What the exercise asks → Your answer is a single number: the count of lines that contain the string "sedadlo".

(Extracts from a graphics dataset)
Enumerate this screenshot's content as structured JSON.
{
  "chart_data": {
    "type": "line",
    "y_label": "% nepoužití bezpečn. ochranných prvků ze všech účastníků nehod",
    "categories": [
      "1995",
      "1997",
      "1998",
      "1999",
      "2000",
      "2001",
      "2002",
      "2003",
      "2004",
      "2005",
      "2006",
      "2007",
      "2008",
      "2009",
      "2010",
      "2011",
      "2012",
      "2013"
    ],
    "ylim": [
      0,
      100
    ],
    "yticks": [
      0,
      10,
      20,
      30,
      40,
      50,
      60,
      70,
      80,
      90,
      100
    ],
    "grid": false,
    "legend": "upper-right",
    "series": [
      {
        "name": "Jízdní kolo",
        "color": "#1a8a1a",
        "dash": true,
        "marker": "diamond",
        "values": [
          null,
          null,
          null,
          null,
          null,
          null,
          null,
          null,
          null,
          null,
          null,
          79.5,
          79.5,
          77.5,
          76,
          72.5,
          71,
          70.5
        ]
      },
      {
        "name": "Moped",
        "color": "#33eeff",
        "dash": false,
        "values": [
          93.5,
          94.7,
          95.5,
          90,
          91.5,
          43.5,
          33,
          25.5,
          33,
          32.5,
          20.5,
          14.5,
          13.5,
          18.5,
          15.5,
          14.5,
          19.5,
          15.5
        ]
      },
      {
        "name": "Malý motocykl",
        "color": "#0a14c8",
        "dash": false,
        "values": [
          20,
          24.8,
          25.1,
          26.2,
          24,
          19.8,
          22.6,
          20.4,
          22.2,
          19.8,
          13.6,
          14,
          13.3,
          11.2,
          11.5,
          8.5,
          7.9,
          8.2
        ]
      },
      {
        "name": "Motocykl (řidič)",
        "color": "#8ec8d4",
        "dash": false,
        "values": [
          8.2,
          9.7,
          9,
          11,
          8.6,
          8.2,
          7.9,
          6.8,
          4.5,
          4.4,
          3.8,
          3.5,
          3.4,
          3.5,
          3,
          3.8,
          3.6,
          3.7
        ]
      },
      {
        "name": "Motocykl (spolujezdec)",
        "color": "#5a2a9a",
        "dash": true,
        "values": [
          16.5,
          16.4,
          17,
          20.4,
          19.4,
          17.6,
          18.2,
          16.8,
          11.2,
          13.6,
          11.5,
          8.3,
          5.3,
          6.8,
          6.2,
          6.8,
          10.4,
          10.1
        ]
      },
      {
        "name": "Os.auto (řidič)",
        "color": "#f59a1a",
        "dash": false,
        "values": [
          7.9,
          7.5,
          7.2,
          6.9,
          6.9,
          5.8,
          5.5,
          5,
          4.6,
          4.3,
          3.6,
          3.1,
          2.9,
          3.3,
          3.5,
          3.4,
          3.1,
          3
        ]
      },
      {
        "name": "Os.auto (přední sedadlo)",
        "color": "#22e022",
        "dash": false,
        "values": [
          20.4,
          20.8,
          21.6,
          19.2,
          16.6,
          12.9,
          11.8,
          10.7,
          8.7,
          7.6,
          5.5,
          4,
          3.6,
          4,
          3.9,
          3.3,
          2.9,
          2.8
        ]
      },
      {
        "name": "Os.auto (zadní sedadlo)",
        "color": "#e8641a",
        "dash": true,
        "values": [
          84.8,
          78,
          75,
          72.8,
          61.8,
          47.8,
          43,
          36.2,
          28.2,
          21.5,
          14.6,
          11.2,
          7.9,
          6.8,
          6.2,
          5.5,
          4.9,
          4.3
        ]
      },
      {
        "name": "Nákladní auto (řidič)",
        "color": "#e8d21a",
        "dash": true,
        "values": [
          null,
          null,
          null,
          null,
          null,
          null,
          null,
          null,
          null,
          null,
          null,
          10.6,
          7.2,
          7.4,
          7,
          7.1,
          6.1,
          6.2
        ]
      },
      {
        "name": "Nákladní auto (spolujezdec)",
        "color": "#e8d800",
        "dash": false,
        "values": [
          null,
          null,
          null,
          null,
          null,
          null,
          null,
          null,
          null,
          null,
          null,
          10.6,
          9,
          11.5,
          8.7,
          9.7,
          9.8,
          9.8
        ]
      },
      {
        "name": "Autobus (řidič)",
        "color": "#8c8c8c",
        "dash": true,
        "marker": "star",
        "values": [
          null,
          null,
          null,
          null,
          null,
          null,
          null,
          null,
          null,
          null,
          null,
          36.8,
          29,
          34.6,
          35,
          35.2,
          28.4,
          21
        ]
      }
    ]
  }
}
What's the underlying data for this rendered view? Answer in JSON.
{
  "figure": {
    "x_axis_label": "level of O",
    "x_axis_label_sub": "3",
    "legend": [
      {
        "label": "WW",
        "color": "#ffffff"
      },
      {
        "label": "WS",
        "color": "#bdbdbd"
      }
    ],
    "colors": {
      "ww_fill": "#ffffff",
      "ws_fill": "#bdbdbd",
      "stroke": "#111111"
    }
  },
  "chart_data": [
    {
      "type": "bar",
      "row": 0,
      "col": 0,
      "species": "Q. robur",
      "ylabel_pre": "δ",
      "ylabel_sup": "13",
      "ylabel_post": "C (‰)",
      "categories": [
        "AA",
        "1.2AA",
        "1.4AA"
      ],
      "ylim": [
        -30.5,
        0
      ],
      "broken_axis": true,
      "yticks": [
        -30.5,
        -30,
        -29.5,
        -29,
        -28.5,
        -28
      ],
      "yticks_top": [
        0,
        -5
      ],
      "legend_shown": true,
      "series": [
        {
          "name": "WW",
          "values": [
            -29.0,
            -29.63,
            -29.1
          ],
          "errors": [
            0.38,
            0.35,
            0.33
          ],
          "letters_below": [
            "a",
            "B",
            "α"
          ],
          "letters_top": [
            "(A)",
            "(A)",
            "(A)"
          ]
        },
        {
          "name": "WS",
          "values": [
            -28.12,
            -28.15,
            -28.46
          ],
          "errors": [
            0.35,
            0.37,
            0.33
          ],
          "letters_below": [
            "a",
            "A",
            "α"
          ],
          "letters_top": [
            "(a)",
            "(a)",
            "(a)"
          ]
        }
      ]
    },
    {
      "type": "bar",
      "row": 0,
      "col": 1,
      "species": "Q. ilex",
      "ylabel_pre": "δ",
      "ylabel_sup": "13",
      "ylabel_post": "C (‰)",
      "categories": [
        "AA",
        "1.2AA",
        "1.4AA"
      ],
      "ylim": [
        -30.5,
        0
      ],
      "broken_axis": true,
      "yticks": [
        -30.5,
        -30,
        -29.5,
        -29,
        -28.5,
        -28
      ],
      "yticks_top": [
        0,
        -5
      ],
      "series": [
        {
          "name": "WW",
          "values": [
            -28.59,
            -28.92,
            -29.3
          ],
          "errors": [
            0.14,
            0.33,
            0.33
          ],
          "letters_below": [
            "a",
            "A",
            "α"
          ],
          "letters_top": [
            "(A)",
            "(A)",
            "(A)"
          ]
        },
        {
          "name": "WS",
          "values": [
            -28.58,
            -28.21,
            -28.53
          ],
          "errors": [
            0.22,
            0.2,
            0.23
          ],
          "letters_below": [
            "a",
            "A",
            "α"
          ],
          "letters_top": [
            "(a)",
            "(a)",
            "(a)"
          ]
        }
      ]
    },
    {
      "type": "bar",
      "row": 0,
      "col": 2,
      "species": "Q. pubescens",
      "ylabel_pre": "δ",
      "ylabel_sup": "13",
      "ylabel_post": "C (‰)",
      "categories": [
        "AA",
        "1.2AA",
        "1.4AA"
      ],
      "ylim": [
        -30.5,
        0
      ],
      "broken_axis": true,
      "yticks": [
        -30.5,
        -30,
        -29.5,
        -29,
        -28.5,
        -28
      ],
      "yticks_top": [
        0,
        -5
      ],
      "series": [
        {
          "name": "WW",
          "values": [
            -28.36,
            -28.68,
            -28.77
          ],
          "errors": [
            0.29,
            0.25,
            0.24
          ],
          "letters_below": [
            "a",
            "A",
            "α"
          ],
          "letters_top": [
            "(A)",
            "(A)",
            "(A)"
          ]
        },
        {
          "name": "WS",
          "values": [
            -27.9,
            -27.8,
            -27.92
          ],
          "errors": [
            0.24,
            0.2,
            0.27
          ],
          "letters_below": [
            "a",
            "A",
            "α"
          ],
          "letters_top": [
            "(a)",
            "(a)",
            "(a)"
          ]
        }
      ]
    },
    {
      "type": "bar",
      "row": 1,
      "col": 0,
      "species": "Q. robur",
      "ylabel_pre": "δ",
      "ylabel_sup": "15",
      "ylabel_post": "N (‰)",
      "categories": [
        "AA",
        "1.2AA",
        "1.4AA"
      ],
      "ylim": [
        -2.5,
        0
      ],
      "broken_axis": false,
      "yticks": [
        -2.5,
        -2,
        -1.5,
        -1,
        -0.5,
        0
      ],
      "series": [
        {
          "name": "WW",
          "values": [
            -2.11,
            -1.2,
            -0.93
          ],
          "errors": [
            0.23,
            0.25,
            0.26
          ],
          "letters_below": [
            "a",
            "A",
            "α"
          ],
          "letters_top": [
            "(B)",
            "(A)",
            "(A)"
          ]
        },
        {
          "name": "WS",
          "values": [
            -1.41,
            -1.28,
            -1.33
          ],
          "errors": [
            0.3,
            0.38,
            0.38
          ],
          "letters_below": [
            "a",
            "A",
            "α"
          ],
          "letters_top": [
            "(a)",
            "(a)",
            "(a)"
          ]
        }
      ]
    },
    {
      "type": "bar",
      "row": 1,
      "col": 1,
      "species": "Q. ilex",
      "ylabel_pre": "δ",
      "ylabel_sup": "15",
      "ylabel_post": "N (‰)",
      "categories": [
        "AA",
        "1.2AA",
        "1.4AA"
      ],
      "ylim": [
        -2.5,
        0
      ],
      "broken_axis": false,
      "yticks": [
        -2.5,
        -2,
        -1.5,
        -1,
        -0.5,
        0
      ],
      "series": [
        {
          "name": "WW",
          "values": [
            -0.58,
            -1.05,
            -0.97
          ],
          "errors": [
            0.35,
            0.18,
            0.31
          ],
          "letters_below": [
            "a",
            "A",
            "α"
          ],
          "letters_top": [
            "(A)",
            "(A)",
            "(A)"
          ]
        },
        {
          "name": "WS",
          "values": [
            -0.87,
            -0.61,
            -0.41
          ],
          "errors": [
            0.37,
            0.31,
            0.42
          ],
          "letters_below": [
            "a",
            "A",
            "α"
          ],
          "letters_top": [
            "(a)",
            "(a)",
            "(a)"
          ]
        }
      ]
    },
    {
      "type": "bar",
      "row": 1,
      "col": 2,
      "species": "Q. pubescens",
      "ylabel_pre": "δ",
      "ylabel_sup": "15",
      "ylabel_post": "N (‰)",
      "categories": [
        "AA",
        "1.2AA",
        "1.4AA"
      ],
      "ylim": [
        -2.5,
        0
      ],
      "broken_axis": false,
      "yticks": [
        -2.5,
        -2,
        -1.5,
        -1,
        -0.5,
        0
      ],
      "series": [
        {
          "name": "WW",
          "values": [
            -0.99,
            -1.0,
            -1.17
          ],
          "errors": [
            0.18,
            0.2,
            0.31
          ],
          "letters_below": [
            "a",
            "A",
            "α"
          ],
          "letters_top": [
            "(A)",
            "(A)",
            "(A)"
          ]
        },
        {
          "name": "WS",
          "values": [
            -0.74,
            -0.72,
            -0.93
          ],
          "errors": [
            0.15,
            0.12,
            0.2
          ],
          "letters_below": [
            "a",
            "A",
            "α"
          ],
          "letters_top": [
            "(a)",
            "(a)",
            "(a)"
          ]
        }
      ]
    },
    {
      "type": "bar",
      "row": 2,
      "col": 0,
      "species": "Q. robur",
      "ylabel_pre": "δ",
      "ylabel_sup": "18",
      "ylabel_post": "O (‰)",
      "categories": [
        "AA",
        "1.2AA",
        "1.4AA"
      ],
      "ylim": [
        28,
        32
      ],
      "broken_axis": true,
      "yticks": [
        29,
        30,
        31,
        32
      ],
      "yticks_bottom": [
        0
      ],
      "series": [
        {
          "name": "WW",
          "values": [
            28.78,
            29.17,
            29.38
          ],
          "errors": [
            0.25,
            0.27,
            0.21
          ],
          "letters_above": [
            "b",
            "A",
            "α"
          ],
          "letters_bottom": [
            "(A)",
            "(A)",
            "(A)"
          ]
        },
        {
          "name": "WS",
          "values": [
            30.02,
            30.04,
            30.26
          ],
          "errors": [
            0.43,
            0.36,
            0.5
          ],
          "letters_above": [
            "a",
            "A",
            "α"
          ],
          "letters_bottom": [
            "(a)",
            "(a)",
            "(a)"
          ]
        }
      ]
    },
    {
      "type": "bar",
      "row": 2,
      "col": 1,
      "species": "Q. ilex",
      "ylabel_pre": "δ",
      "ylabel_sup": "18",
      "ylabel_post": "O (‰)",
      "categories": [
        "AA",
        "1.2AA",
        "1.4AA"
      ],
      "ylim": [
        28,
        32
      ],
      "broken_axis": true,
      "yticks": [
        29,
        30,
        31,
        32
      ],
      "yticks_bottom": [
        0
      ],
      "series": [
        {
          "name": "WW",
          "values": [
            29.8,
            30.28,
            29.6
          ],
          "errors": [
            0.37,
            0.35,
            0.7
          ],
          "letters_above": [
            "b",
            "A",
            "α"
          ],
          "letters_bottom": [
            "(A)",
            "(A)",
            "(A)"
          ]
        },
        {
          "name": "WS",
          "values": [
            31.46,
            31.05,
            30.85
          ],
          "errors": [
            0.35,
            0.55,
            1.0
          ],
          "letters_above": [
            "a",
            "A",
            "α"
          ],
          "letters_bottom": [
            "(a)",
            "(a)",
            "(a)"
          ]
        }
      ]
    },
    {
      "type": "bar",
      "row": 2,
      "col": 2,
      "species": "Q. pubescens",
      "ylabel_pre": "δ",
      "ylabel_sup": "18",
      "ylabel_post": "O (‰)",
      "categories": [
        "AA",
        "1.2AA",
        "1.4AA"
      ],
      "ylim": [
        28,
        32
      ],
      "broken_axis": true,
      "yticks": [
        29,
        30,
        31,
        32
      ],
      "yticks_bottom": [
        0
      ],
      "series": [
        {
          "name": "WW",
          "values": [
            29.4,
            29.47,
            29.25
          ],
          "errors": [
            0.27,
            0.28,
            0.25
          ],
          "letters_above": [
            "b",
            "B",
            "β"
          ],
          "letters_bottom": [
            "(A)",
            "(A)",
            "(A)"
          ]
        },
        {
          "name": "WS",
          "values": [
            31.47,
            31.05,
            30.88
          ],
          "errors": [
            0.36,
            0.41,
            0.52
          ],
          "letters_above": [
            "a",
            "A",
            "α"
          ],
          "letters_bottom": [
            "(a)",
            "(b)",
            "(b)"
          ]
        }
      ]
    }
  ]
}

Solution → 2